- _WHAT TO DO_:
Set down the full listing exactly as given. Any pictures are to be left out.
====== RECORDED DATA
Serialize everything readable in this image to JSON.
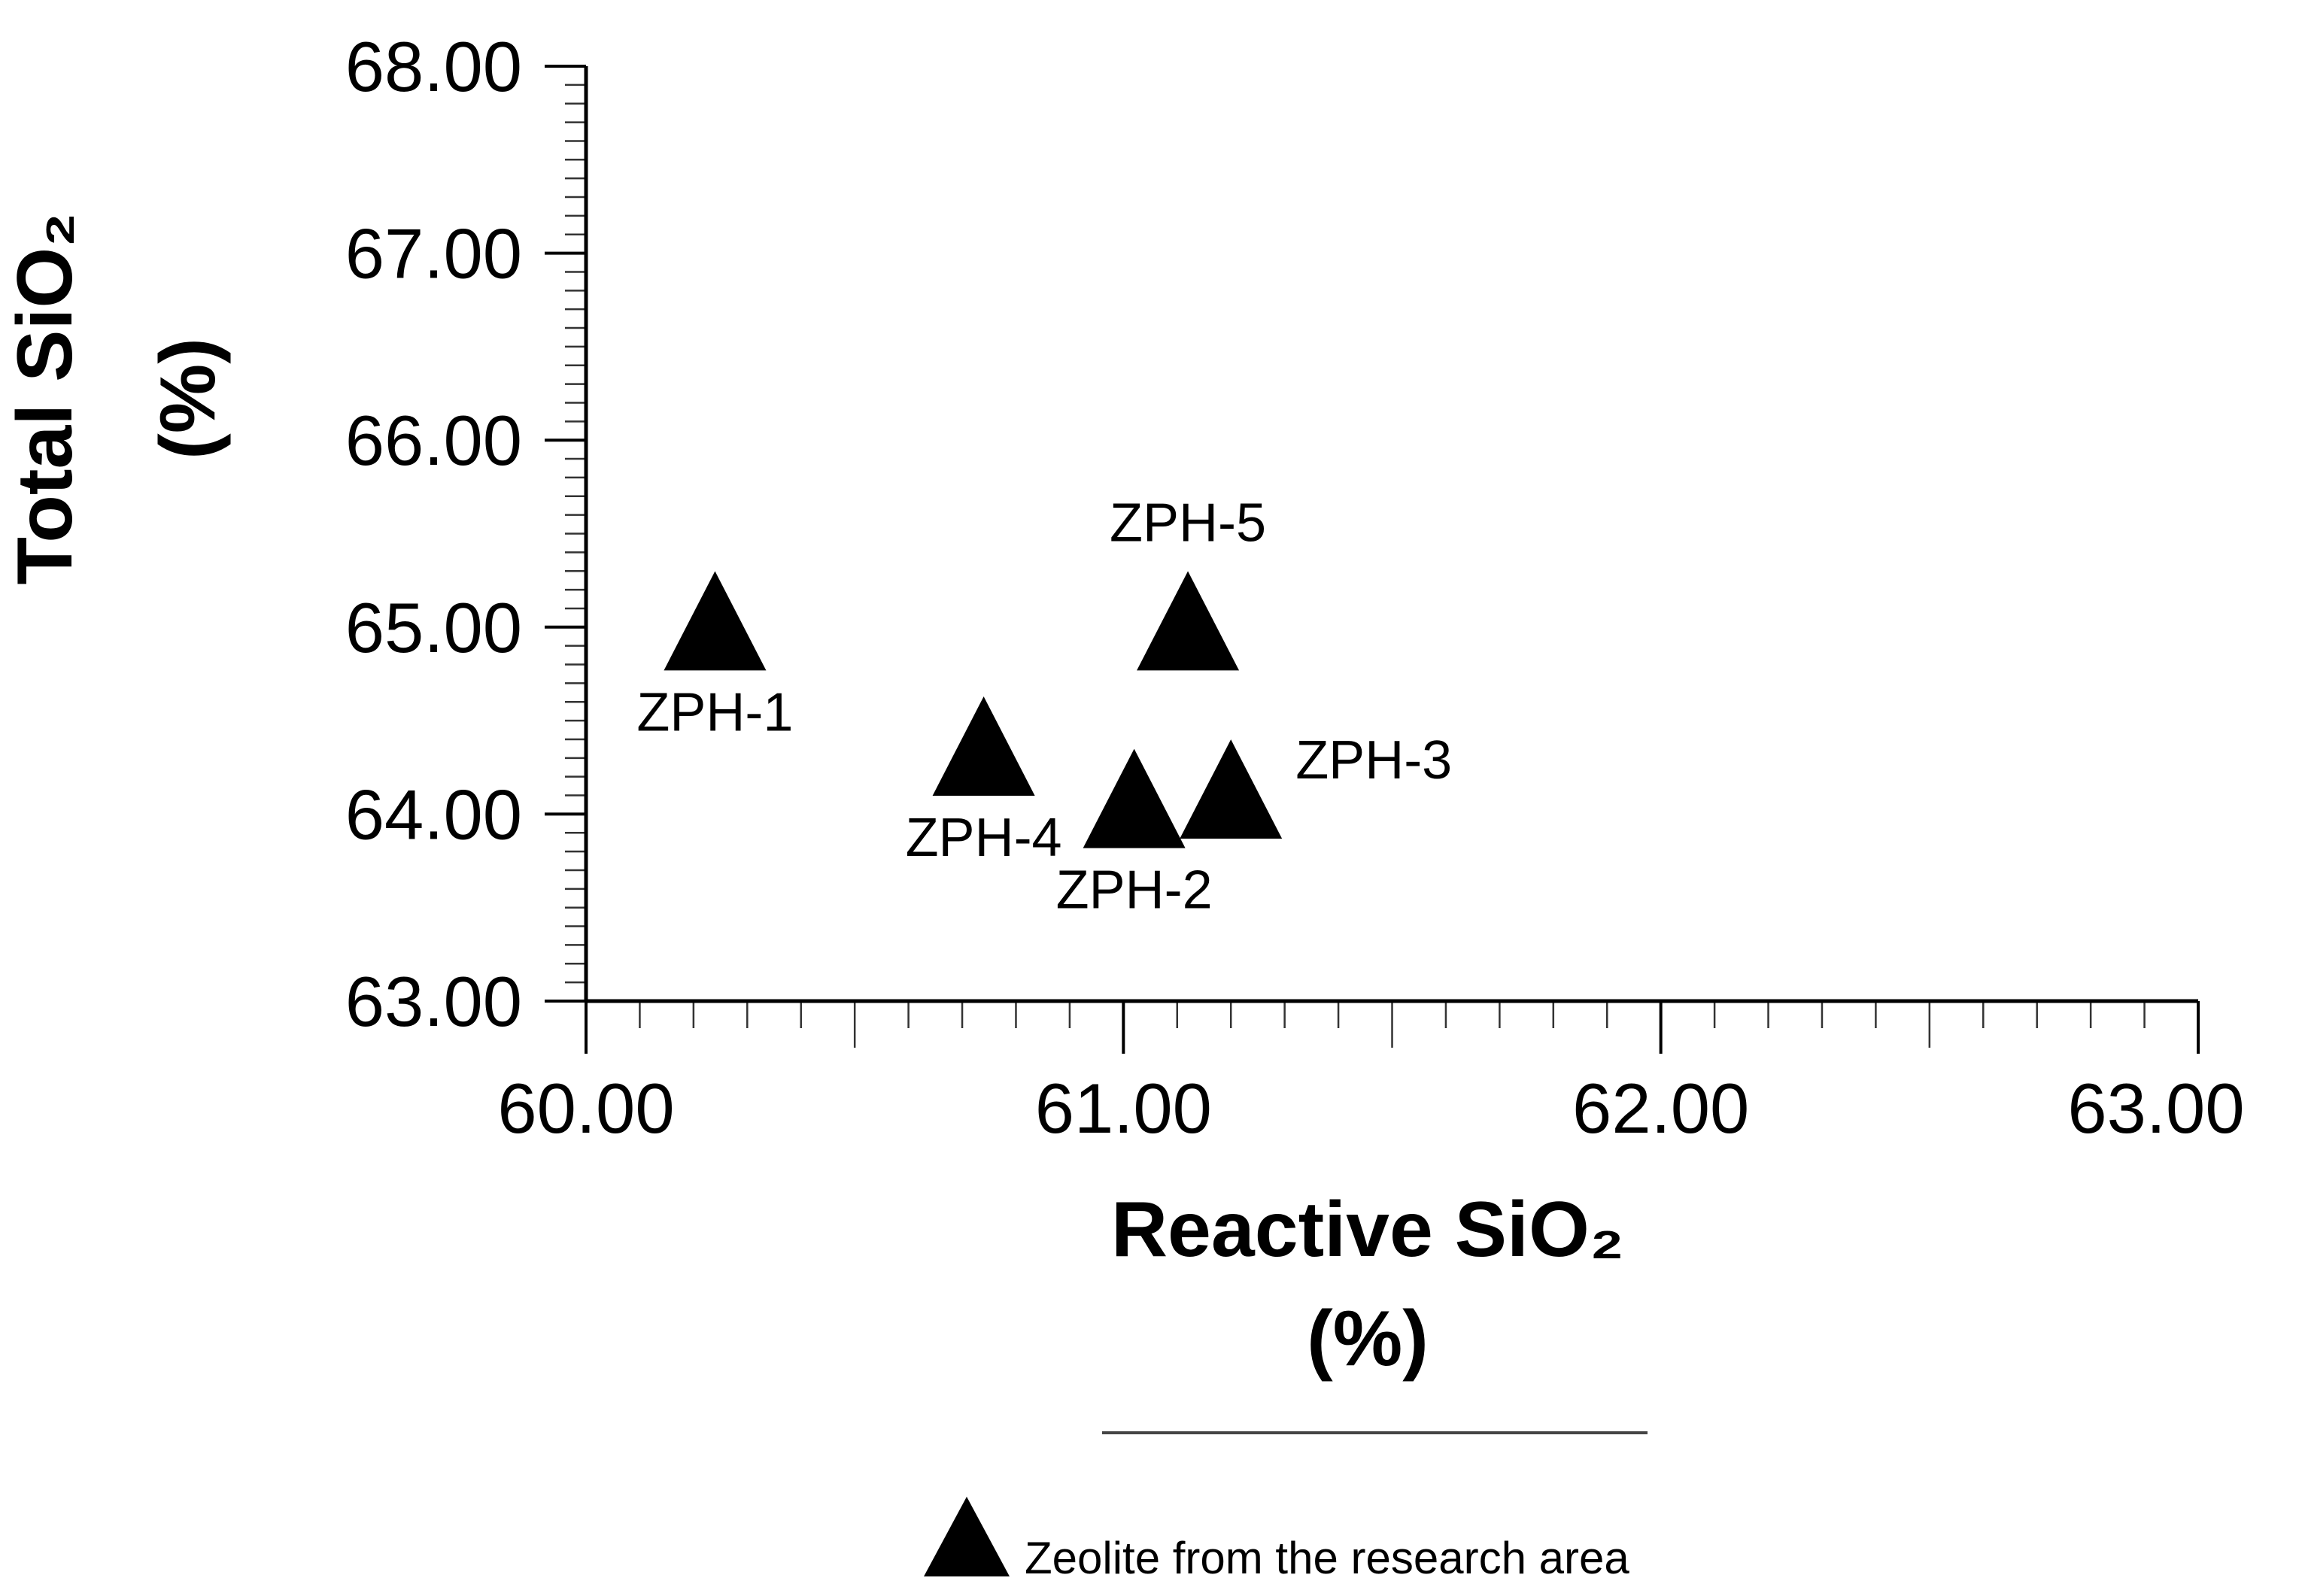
{
  "chart_data": {
    "type": "scatter",
    "xlabel": "Reactive SiO₂",
    "xlabel_unit": "(%)",
    "ylabel": "Total SiO₂",
    "ylabel_unit": "(%)",
    "xlim": [
      60.0,
      63.0
    ],
    "ylim": [
      63.0,
      68.0
    ],
    "x_ticks": [
      "60.00",
      "61.00",
      "62.00",
      "63.00"
    ],
    "y_ticks": [
      "63.00",
      "64.00",
      "65.00",
      "66.00",
      "67.00",
      "68.00"
    ],
    "grid": false,
    "marker": "triangle",
    "marker_color": "#000000",
    "series": [
      {
        "name": "Zeolite from the research area",
        "points": [
          {
            "label": "ZPH-1",
            "x": 60.24,
            "y": 64.97,
            "label_pos": "below"
          },
          {
            "label": "ZPH-2",
            "x": 61.02,
            "y": 64.02,
            "label_pos": "below"
          },
          {
            "label": "ZPH-3",
            "x": 61.2,
            "y": 64.07,
            "label_pos": "right"
          },
          {
            "label": "ZPH-4",
            "x": 60.74,
            "y": 64.3,
            "label_pos": "below"
          },
          {
            "label": "ZPH-5",
            "x": 61.12,
            "y": 64.97,
            "label_pos": "above"
          }
        ]
      }
    ],
    "legend": {
      "position": "bottom-center",
      "entries": [
        {
          "label": "Zeolite from the research area",
          "marker": "triangle"
        }
      ]
    }
  }
}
============
- _RESULT OF THIS EXERCISE_:
Serialize everything readable in this image to JSON.
{
  "chart_data": {
    "type": "scatter",
    "xlabel": "Reactive SiO₂",
    "xlabel_unit": "(%)",
    "ylabel": "Total SiO₂",
    "ylabel_unit": "(%)",
    "xlim": [
      60.0,
      63.0
    ],
    "ylim": [
      63.0,
      68.0
    ],
    "x_ticks": [
      "60.00",
      "61.00",
      "62.00",
      "63.00"
    ],
    "y_ticks": [
      "63.00",
      "64.00",
      "65.00",
      "66.00",
      "67.00",
      "68.00"
    ],
    "grid": false,
    "marker": "triangle",
    "marker_color": "#000000",
    "series": [
      {
        "name": "Zeolite from the research area",
        "points": [
          {
            "label": "ZPH-1",
            "x": 60.24,
            "y": 64.97,
            "label_pos": "below"
          },
          {
            "label": "ZPH-2",
            "x": 61.02,
            "y": 64.02,
            "label_pos": "below"
          },
          {
            "label": "ZPH-3",
            "x": 61.2,
            "y": 64.07,
            "label_pos": "right"
          },
          {
            "label": "ZPH-4",
            "x": 60.74,
            "y": 64.3,
            "label_pos": "below"
          },
          {
            "label": "ZPH-5",
            "x": 61.12,
            "y": 64.97,
            "label_pos": "above"
          }
        ]
      }
    ],
    "legend": {
      "position": "bottom-center",
      "entries": [
        {
          "label": "Zeolite from the research area",
          "marker": "triangle"
        }
      ]
    }
  }
}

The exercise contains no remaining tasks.